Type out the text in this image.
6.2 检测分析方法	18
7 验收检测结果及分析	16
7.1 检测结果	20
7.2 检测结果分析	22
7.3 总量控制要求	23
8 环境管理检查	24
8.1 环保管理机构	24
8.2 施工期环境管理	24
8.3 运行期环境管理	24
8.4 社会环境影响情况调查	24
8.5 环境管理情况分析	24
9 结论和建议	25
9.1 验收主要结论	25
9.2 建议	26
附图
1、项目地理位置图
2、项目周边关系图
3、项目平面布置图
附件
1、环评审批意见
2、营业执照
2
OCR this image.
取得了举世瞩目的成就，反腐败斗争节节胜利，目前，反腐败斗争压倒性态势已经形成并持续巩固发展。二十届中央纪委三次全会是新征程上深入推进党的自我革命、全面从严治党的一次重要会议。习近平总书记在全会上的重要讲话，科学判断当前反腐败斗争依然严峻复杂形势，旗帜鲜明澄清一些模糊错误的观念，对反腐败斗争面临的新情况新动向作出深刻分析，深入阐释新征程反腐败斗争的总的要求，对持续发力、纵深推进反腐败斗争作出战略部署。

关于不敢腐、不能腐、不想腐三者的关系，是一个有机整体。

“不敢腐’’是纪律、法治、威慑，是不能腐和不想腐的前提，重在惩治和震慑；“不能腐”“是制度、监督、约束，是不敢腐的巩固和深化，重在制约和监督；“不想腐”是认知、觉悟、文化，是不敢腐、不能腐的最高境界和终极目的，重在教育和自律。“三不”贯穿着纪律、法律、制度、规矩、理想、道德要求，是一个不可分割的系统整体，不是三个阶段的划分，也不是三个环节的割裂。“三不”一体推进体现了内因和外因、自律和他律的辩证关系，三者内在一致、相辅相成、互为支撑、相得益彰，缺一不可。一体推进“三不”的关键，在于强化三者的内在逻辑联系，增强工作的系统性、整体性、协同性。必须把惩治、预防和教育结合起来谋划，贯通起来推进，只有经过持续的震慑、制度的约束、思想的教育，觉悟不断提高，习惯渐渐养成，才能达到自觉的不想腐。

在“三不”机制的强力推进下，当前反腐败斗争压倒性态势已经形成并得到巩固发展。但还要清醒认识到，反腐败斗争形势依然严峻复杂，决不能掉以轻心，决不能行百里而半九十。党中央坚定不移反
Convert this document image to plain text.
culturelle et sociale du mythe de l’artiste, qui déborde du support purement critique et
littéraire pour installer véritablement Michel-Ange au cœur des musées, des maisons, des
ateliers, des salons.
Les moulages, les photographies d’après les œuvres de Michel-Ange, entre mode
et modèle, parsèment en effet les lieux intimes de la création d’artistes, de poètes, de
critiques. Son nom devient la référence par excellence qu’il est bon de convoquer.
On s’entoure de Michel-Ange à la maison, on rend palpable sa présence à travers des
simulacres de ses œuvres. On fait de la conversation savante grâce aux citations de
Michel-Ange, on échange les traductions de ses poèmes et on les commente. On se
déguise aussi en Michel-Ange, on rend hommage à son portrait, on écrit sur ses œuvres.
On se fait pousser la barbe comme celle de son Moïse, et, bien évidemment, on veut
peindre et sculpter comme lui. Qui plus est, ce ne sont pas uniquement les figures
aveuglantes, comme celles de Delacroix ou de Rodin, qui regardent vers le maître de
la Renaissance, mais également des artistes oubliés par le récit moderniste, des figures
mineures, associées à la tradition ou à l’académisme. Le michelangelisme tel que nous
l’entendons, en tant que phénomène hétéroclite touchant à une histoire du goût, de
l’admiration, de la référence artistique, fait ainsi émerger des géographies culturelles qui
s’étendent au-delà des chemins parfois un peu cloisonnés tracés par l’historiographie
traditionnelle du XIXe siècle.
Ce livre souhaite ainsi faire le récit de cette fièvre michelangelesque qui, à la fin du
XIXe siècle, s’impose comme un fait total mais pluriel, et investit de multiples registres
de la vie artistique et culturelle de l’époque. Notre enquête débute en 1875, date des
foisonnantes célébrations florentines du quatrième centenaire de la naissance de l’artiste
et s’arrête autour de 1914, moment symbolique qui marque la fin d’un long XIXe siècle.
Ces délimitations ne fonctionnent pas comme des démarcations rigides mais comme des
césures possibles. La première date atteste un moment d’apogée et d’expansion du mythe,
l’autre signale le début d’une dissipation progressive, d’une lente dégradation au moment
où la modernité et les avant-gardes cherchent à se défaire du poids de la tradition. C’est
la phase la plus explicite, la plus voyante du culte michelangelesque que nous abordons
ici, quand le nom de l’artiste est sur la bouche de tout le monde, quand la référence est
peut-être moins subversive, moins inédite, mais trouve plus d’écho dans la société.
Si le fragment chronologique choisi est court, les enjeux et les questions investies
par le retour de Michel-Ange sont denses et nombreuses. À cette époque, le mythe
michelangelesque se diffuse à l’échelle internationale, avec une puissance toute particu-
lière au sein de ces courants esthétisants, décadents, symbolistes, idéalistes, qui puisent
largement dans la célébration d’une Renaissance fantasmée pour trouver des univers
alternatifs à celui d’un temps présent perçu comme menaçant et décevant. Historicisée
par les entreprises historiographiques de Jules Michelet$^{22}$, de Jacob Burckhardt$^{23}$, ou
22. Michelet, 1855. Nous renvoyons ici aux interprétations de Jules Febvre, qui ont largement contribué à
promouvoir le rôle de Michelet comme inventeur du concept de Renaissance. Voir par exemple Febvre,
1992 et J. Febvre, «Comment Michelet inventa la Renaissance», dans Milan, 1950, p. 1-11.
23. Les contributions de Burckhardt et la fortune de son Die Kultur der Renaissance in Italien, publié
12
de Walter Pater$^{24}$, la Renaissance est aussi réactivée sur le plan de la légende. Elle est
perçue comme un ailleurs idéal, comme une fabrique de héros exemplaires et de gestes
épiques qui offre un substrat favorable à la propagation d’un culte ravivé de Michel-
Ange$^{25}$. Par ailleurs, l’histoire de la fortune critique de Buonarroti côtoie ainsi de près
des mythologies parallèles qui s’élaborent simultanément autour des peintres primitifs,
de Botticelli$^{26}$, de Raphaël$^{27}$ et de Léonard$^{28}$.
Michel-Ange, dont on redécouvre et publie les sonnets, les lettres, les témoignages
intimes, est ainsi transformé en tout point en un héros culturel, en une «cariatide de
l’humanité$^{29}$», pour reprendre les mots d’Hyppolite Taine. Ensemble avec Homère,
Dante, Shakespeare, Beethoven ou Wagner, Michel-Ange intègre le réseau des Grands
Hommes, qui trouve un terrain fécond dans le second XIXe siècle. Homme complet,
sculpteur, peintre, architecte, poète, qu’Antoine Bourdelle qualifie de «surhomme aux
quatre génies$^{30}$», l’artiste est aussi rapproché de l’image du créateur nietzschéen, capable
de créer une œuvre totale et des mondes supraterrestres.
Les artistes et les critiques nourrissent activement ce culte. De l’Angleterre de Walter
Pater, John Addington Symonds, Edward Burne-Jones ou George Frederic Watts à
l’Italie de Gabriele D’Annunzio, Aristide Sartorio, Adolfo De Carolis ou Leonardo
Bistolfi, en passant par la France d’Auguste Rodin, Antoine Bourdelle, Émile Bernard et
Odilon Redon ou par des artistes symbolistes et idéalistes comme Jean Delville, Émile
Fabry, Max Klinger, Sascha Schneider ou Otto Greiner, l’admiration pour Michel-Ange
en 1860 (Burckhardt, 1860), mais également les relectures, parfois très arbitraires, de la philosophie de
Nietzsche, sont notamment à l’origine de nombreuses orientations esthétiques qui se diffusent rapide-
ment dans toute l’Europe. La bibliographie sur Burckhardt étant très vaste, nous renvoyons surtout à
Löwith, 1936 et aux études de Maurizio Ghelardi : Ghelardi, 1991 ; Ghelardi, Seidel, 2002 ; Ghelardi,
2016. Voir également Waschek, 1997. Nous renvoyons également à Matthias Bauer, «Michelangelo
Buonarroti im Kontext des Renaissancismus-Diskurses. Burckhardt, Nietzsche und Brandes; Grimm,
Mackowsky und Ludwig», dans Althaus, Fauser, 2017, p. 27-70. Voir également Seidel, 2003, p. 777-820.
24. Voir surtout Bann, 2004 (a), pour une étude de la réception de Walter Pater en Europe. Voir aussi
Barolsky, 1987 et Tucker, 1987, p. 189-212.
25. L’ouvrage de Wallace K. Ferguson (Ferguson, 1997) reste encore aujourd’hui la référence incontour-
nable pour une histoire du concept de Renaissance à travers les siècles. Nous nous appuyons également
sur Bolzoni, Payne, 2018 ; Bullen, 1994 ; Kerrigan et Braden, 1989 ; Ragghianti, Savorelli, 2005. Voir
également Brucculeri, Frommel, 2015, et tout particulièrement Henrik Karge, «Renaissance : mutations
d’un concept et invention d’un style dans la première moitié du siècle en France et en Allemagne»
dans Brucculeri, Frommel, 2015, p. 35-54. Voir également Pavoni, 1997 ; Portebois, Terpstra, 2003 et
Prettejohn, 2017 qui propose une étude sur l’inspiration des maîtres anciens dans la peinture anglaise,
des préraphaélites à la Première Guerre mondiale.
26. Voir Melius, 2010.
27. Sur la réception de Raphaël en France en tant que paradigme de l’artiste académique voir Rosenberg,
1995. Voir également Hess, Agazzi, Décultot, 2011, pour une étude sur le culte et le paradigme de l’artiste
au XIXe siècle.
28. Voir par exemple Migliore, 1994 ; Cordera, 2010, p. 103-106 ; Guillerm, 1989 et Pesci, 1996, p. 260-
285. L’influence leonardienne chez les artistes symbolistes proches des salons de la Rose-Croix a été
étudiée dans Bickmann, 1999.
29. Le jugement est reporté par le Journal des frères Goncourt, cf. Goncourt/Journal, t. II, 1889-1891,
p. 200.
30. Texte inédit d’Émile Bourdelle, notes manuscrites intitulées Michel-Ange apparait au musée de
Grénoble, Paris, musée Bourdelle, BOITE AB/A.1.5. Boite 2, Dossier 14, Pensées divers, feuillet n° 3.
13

Your objective - Using the listing above, gather each line that holds the string "intimes" and copy it.

Correct response -
et modèle, parsèment en effet les lieux intimes de la création d’artistes, de poètes, de
intimes, est ainsi transformé en tout point en un héros culturel, en une «cariatide de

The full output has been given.